■ Do this: Output the lines of the records from the one containing "275, 137, 279]" through the one containing "288, 540, 315]", both included, reproducing them character for character.

■ The input:
>>

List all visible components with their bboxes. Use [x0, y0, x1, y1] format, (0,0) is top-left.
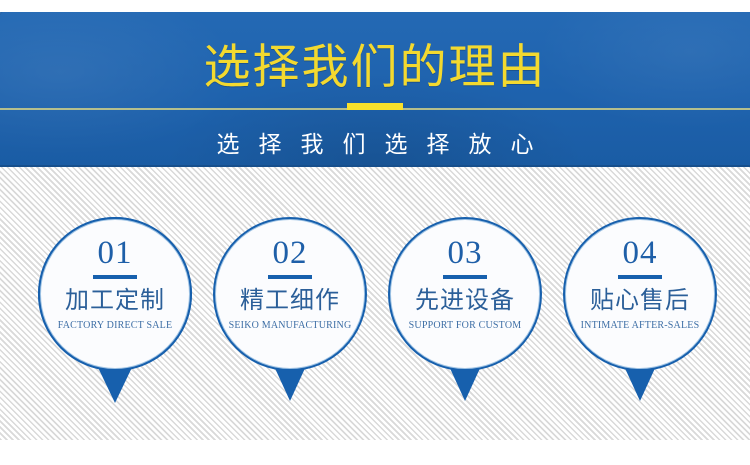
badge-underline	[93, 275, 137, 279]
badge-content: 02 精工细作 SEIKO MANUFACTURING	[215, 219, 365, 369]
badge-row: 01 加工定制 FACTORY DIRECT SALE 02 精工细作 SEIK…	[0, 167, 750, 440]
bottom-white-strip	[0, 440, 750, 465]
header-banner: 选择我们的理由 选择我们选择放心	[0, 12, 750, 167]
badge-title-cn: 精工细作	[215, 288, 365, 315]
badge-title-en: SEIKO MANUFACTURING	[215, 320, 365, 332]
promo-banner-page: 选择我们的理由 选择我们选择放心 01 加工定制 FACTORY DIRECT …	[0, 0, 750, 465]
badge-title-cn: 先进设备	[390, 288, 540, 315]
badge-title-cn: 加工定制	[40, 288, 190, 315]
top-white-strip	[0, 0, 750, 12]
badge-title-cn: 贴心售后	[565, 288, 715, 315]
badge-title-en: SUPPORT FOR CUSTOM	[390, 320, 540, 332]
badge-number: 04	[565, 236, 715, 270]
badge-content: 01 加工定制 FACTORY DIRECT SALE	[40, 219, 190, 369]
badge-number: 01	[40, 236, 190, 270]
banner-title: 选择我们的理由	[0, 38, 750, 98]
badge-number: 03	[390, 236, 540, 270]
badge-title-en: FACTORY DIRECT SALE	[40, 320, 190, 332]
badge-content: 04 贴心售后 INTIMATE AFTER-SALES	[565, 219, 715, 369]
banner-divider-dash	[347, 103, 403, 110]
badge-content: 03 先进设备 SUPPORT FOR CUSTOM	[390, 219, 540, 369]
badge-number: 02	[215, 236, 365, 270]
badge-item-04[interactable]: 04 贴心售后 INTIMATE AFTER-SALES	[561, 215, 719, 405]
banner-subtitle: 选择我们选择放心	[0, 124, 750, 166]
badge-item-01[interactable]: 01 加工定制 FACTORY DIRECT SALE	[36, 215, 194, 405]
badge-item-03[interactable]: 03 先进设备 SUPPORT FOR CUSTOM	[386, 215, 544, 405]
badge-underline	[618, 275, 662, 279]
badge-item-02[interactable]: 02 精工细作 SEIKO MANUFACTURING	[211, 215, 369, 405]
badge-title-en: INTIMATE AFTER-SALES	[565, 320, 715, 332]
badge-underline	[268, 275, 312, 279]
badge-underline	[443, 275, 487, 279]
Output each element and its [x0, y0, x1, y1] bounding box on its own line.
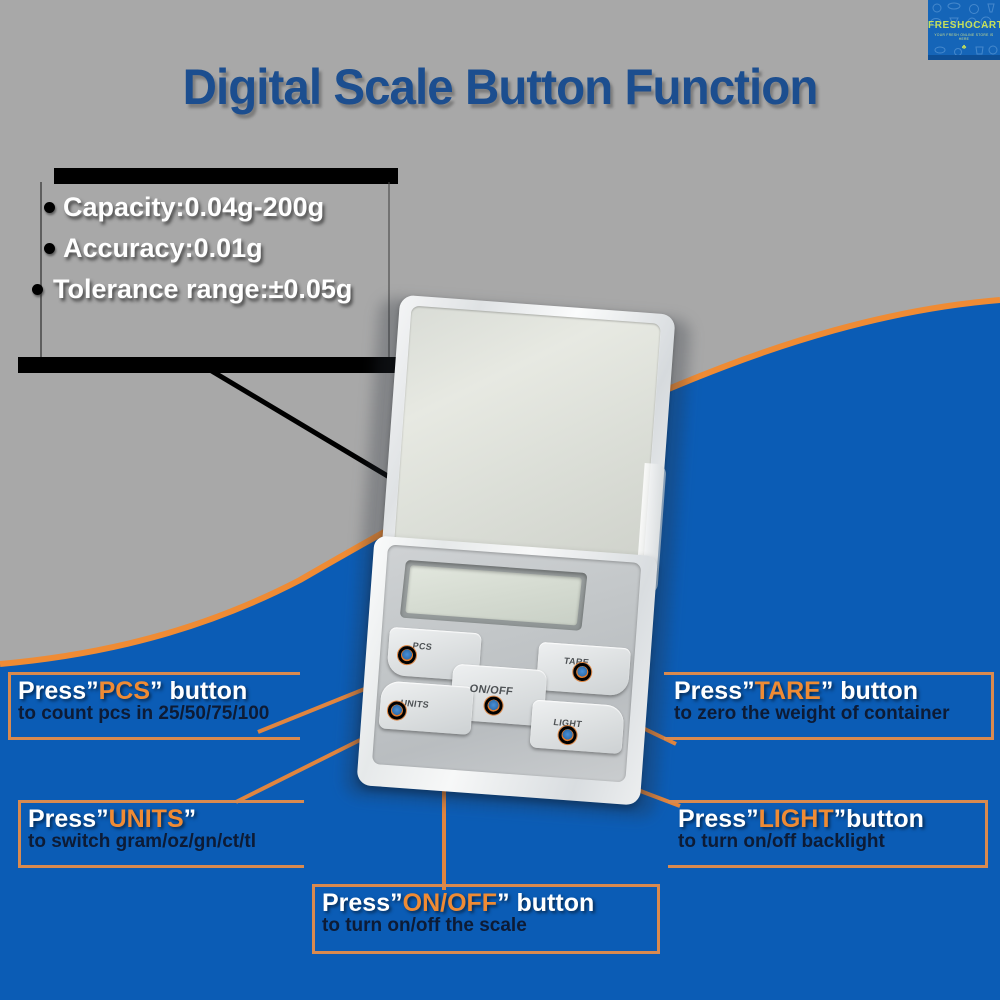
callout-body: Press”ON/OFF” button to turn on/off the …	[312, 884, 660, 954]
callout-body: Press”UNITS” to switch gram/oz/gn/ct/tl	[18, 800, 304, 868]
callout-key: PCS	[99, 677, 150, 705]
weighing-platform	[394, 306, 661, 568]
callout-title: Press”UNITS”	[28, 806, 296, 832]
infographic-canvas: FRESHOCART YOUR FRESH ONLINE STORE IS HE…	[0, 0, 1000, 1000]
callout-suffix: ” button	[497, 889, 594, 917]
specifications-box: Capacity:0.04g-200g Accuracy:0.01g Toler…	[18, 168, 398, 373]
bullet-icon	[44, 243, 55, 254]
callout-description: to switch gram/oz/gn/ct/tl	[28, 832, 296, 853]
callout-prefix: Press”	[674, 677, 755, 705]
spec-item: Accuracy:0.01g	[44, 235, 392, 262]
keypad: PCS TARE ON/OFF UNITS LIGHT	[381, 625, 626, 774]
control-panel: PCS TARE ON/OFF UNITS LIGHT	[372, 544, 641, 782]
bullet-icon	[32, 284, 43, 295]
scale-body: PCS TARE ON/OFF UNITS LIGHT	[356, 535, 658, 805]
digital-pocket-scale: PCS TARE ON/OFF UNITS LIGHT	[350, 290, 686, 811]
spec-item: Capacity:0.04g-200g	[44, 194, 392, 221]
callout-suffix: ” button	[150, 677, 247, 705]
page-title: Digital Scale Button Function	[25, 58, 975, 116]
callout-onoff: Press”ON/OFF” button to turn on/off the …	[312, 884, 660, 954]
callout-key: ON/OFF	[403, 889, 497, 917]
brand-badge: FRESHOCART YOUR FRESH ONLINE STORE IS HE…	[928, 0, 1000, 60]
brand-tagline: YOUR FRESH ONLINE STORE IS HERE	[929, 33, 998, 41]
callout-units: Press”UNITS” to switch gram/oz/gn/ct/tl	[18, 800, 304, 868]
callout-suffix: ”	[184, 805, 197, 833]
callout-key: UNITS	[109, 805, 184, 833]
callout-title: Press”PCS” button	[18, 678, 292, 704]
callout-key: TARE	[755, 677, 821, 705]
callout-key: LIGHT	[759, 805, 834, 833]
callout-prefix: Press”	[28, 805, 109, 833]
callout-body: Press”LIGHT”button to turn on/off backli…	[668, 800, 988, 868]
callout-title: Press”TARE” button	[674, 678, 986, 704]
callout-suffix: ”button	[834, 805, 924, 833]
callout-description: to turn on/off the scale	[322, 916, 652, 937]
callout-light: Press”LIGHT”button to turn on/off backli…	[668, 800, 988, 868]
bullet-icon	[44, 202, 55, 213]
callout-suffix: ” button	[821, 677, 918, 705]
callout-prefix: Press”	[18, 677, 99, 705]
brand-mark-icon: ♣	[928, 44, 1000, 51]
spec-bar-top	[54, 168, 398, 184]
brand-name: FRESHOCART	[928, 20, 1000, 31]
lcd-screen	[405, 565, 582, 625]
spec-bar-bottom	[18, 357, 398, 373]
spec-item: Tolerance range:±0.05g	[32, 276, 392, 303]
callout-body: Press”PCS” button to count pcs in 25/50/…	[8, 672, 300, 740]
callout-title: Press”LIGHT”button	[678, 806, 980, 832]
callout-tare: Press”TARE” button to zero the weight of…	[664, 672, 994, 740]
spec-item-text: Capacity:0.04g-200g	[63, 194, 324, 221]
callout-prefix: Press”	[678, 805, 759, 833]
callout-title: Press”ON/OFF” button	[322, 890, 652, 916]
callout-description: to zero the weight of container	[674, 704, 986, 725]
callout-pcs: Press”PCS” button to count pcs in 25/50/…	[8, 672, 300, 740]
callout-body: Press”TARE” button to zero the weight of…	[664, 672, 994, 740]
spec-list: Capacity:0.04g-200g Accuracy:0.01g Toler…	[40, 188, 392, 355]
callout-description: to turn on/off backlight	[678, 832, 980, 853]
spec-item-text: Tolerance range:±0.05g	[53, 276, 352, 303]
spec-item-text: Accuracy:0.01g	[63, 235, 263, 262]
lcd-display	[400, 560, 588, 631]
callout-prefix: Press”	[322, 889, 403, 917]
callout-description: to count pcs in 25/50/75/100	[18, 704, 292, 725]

<<
>>

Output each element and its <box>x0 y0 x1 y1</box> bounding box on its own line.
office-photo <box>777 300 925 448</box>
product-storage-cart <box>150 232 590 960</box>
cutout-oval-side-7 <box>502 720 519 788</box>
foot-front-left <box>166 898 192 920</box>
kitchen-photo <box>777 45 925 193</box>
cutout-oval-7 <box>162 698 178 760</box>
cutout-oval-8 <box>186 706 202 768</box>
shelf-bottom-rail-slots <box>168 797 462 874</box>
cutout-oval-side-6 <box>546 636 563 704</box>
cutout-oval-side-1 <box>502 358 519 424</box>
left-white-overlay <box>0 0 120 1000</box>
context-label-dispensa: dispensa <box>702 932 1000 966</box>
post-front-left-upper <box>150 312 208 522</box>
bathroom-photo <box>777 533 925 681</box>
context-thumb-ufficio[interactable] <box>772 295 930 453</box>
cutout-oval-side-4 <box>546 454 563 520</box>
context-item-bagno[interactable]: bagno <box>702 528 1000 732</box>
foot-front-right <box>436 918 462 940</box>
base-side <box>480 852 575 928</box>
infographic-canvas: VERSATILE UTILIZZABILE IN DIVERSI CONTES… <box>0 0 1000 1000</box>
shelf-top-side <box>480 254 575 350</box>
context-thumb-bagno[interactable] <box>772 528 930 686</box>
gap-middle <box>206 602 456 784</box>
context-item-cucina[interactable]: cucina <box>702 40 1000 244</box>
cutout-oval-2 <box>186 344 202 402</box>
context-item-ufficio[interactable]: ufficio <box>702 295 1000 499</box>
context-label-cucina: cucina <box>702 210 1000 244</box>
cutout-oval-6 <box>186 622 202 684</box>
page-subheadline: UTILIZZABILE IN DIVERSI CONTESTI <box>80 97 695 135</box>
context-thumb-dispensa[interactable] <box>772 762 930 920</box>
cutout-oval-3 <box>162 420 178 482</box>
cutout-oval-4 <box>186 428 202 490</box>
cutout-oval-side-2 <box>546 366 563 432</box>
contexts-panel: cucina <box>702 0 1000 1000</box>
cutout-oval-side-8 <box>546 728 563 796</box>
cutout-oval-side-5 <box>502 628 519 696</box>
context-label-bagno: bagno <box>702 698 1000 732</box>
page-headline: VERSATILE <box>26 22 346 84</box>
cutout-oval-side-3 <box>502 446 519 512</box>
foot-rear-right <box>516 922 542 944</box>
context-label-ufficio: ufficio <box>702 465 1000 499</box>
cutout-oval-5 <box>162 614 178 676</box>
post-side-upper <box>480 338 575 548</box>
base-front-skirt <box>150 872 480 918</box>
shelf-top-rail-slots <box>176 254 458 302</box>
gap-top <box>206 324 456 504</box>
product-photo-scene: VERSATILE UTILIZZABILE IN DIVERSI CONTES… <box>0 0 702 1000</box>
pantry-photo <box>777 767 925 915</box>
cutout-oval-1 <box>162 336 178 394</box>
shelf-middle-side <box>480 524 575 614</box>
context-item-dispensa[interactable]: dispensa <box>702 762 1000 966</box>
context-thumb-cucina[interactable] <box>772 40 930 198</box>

<<

■ Finished exercise:
badge-underline	[93, 275, 137, 279]
badge-content: 02 精工细作 SEIKO MANUFACTURING	[215, 219, 365, 369]
badge-row: 01 加工定制 FACTORY DIRECT SALE 02 精工细作 SEIK…	[0, 167, 750, 440]
bottom-white-strip	[0, 440, 750, 465]
header-banner: 选择我们的理由 选择我们选择放心	[0, 12, 750, 167]
badge-title-cn: 精工细作	[215, 288, 365, 315]
badge-title-en: SEIKO MANUFACTURING	[215, 320, 365, 332]
promo-banner-page: 选择我们的理由 选择我们选择放心 01 加工定制 FACTORY DIRECT …	[0, 0, 750, 465]
badge-title-cn: 先进设备	[390, 288, 540, 315]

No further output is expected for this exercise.